→ Set problem
Copy the records below exactly as they appear.

---------------

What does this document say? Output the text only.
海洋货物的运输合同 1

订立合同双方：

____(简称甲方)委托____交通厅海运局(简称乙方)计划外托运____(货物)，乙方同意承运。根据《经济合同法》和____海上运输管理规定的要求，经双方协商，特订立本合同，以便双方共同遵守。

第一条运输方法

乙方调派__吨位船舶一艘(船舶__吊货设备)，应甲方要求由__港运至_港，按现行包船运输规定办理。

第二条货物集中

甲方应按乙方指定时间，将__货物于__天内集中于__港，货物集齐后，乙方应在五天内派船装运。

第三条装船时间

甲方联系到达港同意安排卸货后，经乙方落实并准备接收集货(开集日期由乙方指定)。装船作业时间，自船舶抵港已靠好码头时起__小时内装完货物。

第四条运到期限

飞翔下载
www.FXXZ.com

---------------

→ Reply to the exercise
What does this document say? Output the text only.
海洋货物的运输合同 1

订立合同双方：

____(简称甲方)委托____交通厅海运局(简称乙方)计划外托运____(货物)，乙方同意承运。根据《经济合同法》和____海上运输管理规定的要求，经双方协商，特订立本合同，以便双方共同遵守。

第一条运输方法

乙方调派__吨位船舶一艘(船舶__吊货设备)，应甲方要求由__港运至_港，按现行包船运输规定办理。

第二条货物集中

甲方应按乙方指定时间，将__货物于__天内集中于__港，货物集齐后，乙方应在五天内派船装运。

第三条装船时间

甲方联系到达港同意安排卸货后，经乙方落实并准备接收集货(开集日期由乙方指定)。装船作业时间，自船舶抵港已靠好码头时起__小时内装完货物。

第四条运到期限

飞翔下载
www.FXXZ.com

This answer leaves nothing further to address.